GIVEN TASK:
Collect each line holding the string "Haversian".

--- DATA PROVIDED ---

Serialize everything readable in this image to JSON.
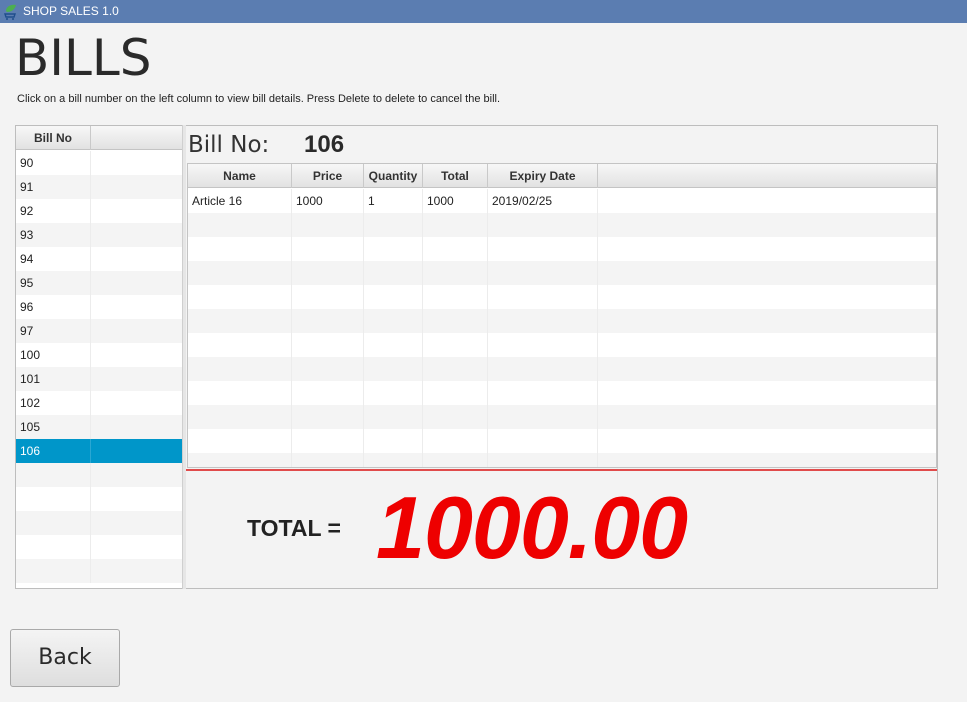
{
  "window": {
    "title": "SHOP SALES 1.0",
    "icon": "leaf-cart-icon"
  },
  "page": {
    "title": "BILLS",
    "instructions": "Click on a bill number on the left column to view bill details. Press Delete to delete to cancel the bill."
  },
  "bill_list": {
    "column_header": "Bill No",
    "items": [
      "90",
      "91",
      "92",
      "93",
      "94",
      "95",
      "96",
      "97",
      "100",
      "101",
      "102",
      "105",
      "106"
    ],
    "selected": "106",
    "empty_rows": 5
  },
  "detail": {
    "bill_no_label": "Bill No:",
    "bill_no_value": "106",
    "columns": [
      "Name",
      "Price",
      "Quantity",
      "Total",
      "Expiry Date"
    ],
    "rows": [
      [
        "Article 16",
        "1000",
        "1",
        "1000",
        "2019/02/25"
      ]
    ],
    "empty_rows": 11,
    "total_label": "TOTAL =",
    "total_value": "1000.00"
  },
  "actions": {
    "back_label": "Back"
  },
  "colors": {
    "titlebar": "#5b7db1",
    "selection": "#0096c9",
    "total_value": "#ee0000",
    "separator": "#e04b4b"
  }
}
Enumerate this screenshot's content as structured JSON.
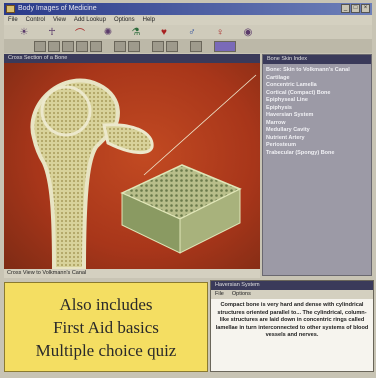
{
  "window": {
    "title": "Body Images of Medicine",
    "controls": [
      "_",
      "□",
      "×"
    ]
  },
  "menu": [
    "File",
    "Control",
    "View",
    "Add Lookup",
    "Options",
    "Help"
  ],
  "iconbar": [
    {
      "icon": "sun-icon",
      "glyph": "☀"
    },
    {
      "icon": "figure-icon",
      "glyph": "☥"
    },
    {
      "icon": "bone-icon",
      "glyph": "⌒"
    },
    {
      "icon": "cell-icon",
      "glyph": "✺"
    },
    {
      "icon": "flask-icon",
      "glyph": "⚗"
    },
    {
      "icon": "heart-icon",
      "glyph": "♥"
    },
    {
      "icon": "male-icon",
      "glyph": "♂"
    },
    {
      "icon": "female-icon",
      "glyph": "♀"
    },
    {
      "icon": "pin-icon",
      "glyph": "◉"
    }
  ],
  "viewer": {
    "title": "Cross Section of a Bone",
    "caption": "Cross View to Volkmann's Canal"
  },
  "index": {
    "title": "Bone Skin Index",
    "items": [
      "Bone: Skin to Volkmann's Canal",
      "Cartilage",
      "Concentric Lamella",
      "Cortical (Compact) Bone",
      "Epiphyseal Line",
      "Epiphysis",
      "Haversian System",
      "Marrow",
      "Medullary Cavity",
      "Nutrient Artery",
      "Periosteum",
      "Trabecular (Spongy) Bone"
    ]
  },
  "promo": {
    "line1": "Also includes",
    "line2": "First Aid basics",
    "line3": "Multiple choice quiz"
  },
  "popup": {
    "title": "Haversian System",
    "menu": [
      "File",
      "Options"
    ],
    "text": "Compact bone is very hard and dense with cylindrical structures oriented parallel to... The cylindrical, column-like structures are laid down in concentric rings called lamellae in turn interconnected to other systems of blood vessels and nerves."
  }
}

---

OUTPUT:
      "Haversian System",
    "title": "Haversian System",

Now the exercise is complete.